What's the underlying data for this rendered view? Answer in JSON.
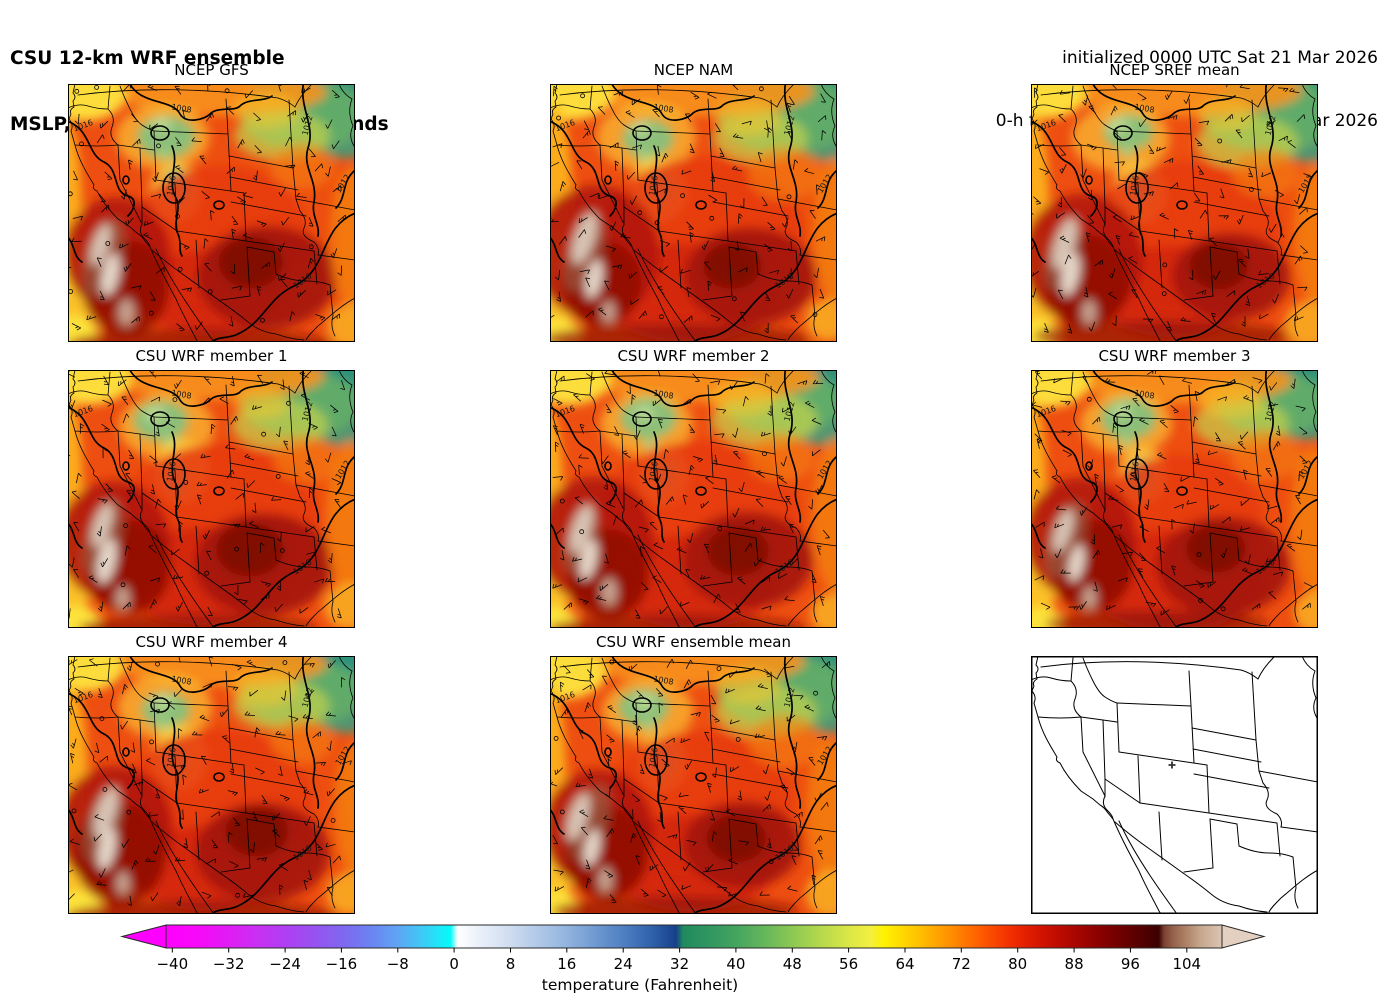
{
  "header": {
    "title_line1": "CSU 12-km WRF ensemble",
    "title_line2": "MSLP, 2-m temperature, 10-m winds",
    "init_line": "initialized 0000 UTC Sat 21 Mar 2026",
    "valid_line": "0-h forecast valid 0000 UTC Sat 21 Mar 2026"
  },
  "panels": [
    {
      "title": "NCEP GFS",
      "kind": "model"
    },
    {
      "title": "NCEP NAM",
      "kind": "model"
    },
    {
      "title": "NCEP SREF mean",
      "kind": "model"
    },
    {
      "title": "CSU WRF member 1",
      "kind": "model"
    },
    {
      "title": "CSU WRF member 2",
      "kind": "model"
    },
    {
      "title": "CSU WRF member 3",
      "kind": "model"
    },
    {
      "title": "CSU WRF member 4",
      "kind": "model"
    },
    {
      "title": "CSU WRF ensemble mean",
      "kind": "model"
    },
    {
      "title": "",
      "kind": "reference",
      "marker": "+"
    }
  ],
  "contour_labels": [
    "1016",
    "1008",
    "1012",
    "1016",
    "1012",
    "1016"
  ],
  "colorbar": {
    "label": "temperature (Fahrenheit)",
    "ticks": [
      "−40",
      "−32",
      "−24",
      "−16",
      "−8",
      "0",
      "8",
      "16",
      "24",
      "32",
      "40",
      "48",
      "56",
      "64",
      "72",
      "80",
      "88",
      "96",
      "104"
    ],
    "left_arrow_color": "#ff00ff",
    "right_arrow_color": "#e3d0c0",
    "stops": [
      [
        -40.9,
        "#ff00ff"
      ],
      [
        -36,
        "#f50af8"
      ],
      [
        -32,
        "#e01cf4"
      ],
      [
        -28,
        "#c930f2"
      ],
      [
        -24,
        "#b03ef2"
      ],
      [
        -20,
        "#9852f1"
      ],
      [
        -16,
        "#8066f0"
      ],
      [
        -12,
        "#6c82f2"
      ],
      [
        -8,
        "#5fa4f4"
      ],
      [
        -4,
        "#38d0f6"
      ],
      [
        -0.5,
        "#06fbfb"
      ],
      [
        0.5,
        "#ffffff"
      ],
      [
        3,
        "#eef3fb"
      ],
      [
        8,
        "#cfdcf0"
      ],
      [
        12,
        "#b0c8e8"
      ],
      [
        16,
        "#92b4de"
      ],
      [
        20,
        "#6f9ad2"
      ],
      [
        24,
        "#4f7fc2"
      ],
      [
        28,
        "#2f62ab"
      ],
      [
        31.5,
        "#16418a"
      ],
      [
        32.5,
        "#1f8a5e"
      ],
      [
        36,
        "#2f9660"
      ],
      [
        40,
        "#44a45f"
      ],
      [
        44,
        "#65b65a"
      ],
      [
        48,
        "#8cc853"
      ],
      [
        52,
        "#b5d84c"
      ],
      [
        56,
        "#dbe746"
      ],
      [
        59,
        "#f2ef42"
      ],
      [
        61,
        "#fff200"
      ],
      [
        64,
        "#ffd400"
      ],
      [
        66,
        "#ffc000"
      ],
      [
        68,
        "#ffaa00"
      ],
      [
        70,
        "#ff9400"
      ],
      [
        72,
        "#ff7c00"
      ],
      [
        74,
        "#ff6400"
      ],
      [
        76,
        "#fb4d00"
      ],
      [
        78,
        "#f53800"
      ],
      [
        80,
        "#eb2600"
      ],
      [
        82,
        "#dc1a00"
      ],
      [
        84,
        "#cc1100"
      ],
      [
        86,
        "#bb0b00"
      ],
      [
        88,
        "#aa0600"
      ],
      [
        90,
        "#980300"
      ],
      [
        92,
        "#860100"
      ],
      [
        94,
        "#740000"
      ],
      [
        96,
        "#620000"
      ],
      [
        98,
        "#4f0000"
      ],
      [
        100,
        "#3b0000"
      ],
      [
        100.8,
        "#7c4232"
      ],
      [
        102,
        "#94604b"
      ],
      [
        104,
        "#af8468"
      ],
      [
        106,
        "#c7a78e"
      ],
      [
        109,
        "#dcc5b3"
      ]
    ]
  },
  "map_palette": {
    "base_warm": "#f04f12",
    "hot_core": "#7c0a04",
    "dark_red": "#a61308",
    "cool_corner_teal": "#2c937d",
    "mountain_green": "#8cc27c",
    "terrain_tan": "#d9c6b8",
    "coast_yellow": "#ffd92e"
  },
  "chart_data": {
    "type": "heatmap",
    "title": "CSU 12-km WRF ensemble",
    "subtitle": "MSLP, 2-m temperature, 10-m winds",
    "initialized": "0000 UTC Sat 21 Mar 2026",
    "forecast": "0-h forecast valid 0000 UTC Sat 21 Mar 2026",
    "grid": {
      "rows": 3,
      "cols": 3
    },
    "panels": [
      "NCEP GFS",
      "NCEP NAM",
      "NCEP SREF mean",
      "CSU WRF member 1",
      "CSU WRF member 2",
      "CSU WRF member 3",
      "CSU WRF member 4",
      "CSU WRF ensemble mean"
    ],
    "fields": [
      "mean sea-level pressure (black contours, hPa)",
      "2-m temperature (color shading, Fahrenheit)",
      "10-m winds (barbs)"
    ],
    "region": "western and central United States",
    "colorbar_label": "temperature (Fahrenheit)",
    "colorbar_ticks": [
      -40,
      -32,
      -24,
      -16,
      -8,
      0,
      8,
      16,
      24,
      32,
      40,
      48,
      56,
      64,
      72,
      80,
      88,
      96,
      104
    ],
    "colorbar_range_f": [
      -40,
      104
    ],
    "colorbar_extend": "both",
    "mslp_contour_labels_hPa": [
      1008,
      1012,
      1016
    ],
    "legend_position": "bottom"
  }
}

◇ ◇ ◇ ◇ ◇

§ Written task: Without the pictures, write out every entry precisely as it appears.

§ Right answer:
What's the underlying data for this rendered view? Answer in JSON.
{
  "header": {
    "title_line1": "CSU 12-km WRF ensemble",
    "title_line2": "MSLP, 2-m temperature, 10-m winds",
    "init_line": "initialized 0000 UTC Sat 21 Mar 2026",
    "valid_line": "0-h forecast valid 0000 UTC Sat 21 Mar 2026"
  },
  "panels": [
    {
      "title": "NCEP GFS",
      "kind": "model"
    },
    {
      "title": "NCEP NAM",
      "kind": "model"
    },
    {
      "title": "NCEP SREF mean",
      "kind": "model"
    },
    {
      "title": "CSU WRF member 1",
      "kind": "model"
    },
    {
      "title": "CSU WRF member 2",
      "kind": "model"
    },
    {
      "title": "CSU WRF member 3",
      "kind": "model"
    },
    {
      "title": "CSU WRF member 4",
      "kind": "model"
    },
    {
      "title": "CSU WRF ensemble mean",
      "kind": "model"
    },
    {
      "title": "",
      "kind": "reference",
      "marker": "+"
    }
  ],
  "contour_labels": [
    "1016",
    "1008",
    "1012",
    "1016",
    "1012",
    "1016"
  ],
  "colorbar": {
    "label": "temperature (Fahrenheit)",
    "ticks": [
      "−40",
      "−32",
      "−24",
      "−16",
      "−8",
      "0",
      "8",
      "16",
      "24",
      "32",
      "40",
      "48",
      "56",
      "64",
      "72",
      "80",
      "88",
      "96",
      "104"
    ],
    "left_arrow_color": "#ff00ff",
    "right_arrow_color": "#e3d0c0",
    "stops": [
      [
        -40.9,
        "#ff00ff"
      ],
      [
        -36,
        "#f50af8"
      ],
      [
        -32,
        "#e01cf4"
      ],
      [
        -28,
        "#c930f2"
      ],
      [
        -24,
        "#b03ef2"
      ],
      [
        -20,
        "#9852f1"
      ],
      [
        -16,
        "#8066f0"
      ],
      [
        -12,
        "#6c82f2"
      ],
      [
        -8,
        "#5fa4f4"
      ],
      [
        -4,
        "#38d0f6"
      ],
      [
        -0.5,
        "#06fbfb"
      ],
      [
        0.5,
        "#ffffff"
      ],
      [
        3,
        "#eef3fb"
      ],
      [
        8,
        "#cfdcf0"
      ],
      [
        12,
        "#b0c8e8"
      ],
      [
        16,
        "#92b4de"
      ],
      [
        20,
        "#6f9ad2"
      ],
      [
        24,
        "#4f7fc2"
      ],
      [
        28,
        "#2f62ab"
      ],
      [
        31.5,
        "#16418a"
      ],
      [
        32.5,
        "#1f8a5e"
      ],
      [
        36,
        "#2f9660"
      ],
      [
        40,
        "#44a45f"
      ],
      [
        44,
        "#65b65a"
      ],
      [
        48,
        "#8cc853"
      ],
      [
        52,
        "#b5d84c"
      ],
      [
        56,
        "#dbe746"
      ],
      [
        59,
        "#f2ef42"
      ],
      [
        61,
        "#fff200"
      ],
      [
        64,
        "#ffd400"
      ],
      [
        66,
        "#ffc000"
      ],
      [
        68,
        "#ffaa00"
      ],
      [
        70,
        "#ff9400"
      ],
      [
        72,
        "#ff7c00"
      ],
      [
        74,
        "#ff6400"
      ],
      [
        76,
        "#fb4d00"
      ],
      [
        78,
        "#f53800"
      ],
      [
        80,
        "#eb2600"
      ],
      [
        82,
        "#dc1a00"
      ],
      [
        84,
        "#cc1100"
      ],
      [
        86,
        "#bb0b00"
      ],
      [
        88,
        "#aa0600"
      ],
      [
        90,
        "#980300"
      ],
      [
        92,
        "#860100"
      ],
      [
        94,
        "#740000"
      ],
      [
        96,
        "#620000"
      ],
      [
        98,
        "#4f0000"
      ],
      [
        100,
        "#3b0000"
      ],
      [
        100.8,
        "#7c4232"
      ],
      [
        102,
        "#94604b"
      ],
      [
        104,
        "#af8468"
      ],
      [
        106,
        "#c7a78e"
      ],
      [
        109,
        "#dcc5b3"
      ]
    ]
  },
  "map_palette": {
    "base_warm": "#f04f12",
    "hot_core": "#7c0a04",
    "dark_red": "#a61308",
    "cool_corner_teal": "#2c937d",
    "mountain_green": "#8cc27c",
    "terrain_tan": "#d9c6b8",
    "coast_yellow": "#ffd92e"
  },
  "chart_data": {
    "type": "heatmap",
    "title": "CSU 12-km WRF ensemble",
    "subtitle": "MSLP, 2-m temperature, 10-m winds",
    "initialized": "0000 UTC Sat 21 Mar 2026",
    "forecast": "0-h forecast valid 0000 UTC Sat 21 Mar 2026",
    "grid": {
      "rows": 3,
      "cols": 3
    },
    "panels": [
      "NCEP GFS",
      "NCEP NAM",
      "NCEP SREF mean",
      "CSU WRF member 1",
      "CSU WRF member 2",
      "CSU WRF member 3",
      "CSU WRF member 4",
      "CSU WRF ensemble mean"
    ],
    "fields": [
      "mean sea-level pressure (black contours, hPa)",
      "2-m temperature (color shading, Fahrenheit)",
      "10-m winds (barbs)"
    ],
    "region": "western and central United States",
    "colorbar_label": "temperature (Fahrenheit)",
    "colorbar_ticks": [
      -40,
      -32,
      -24,
      -16,
      -8,
      0,
      8,
      16,
      24,
      32,
      40,
      48,
      56,
      64,
      72,
      80,
      88,
      96,
      104
    ],
    "colorbar_range_f": [
      -40,
      104
    ],
    "colorbar_extend": "both",
    "mslp_contour_labels_hPa": [
      1008,
      1012,
      1016
    ],
    "legend_position": "bottom"
  }
}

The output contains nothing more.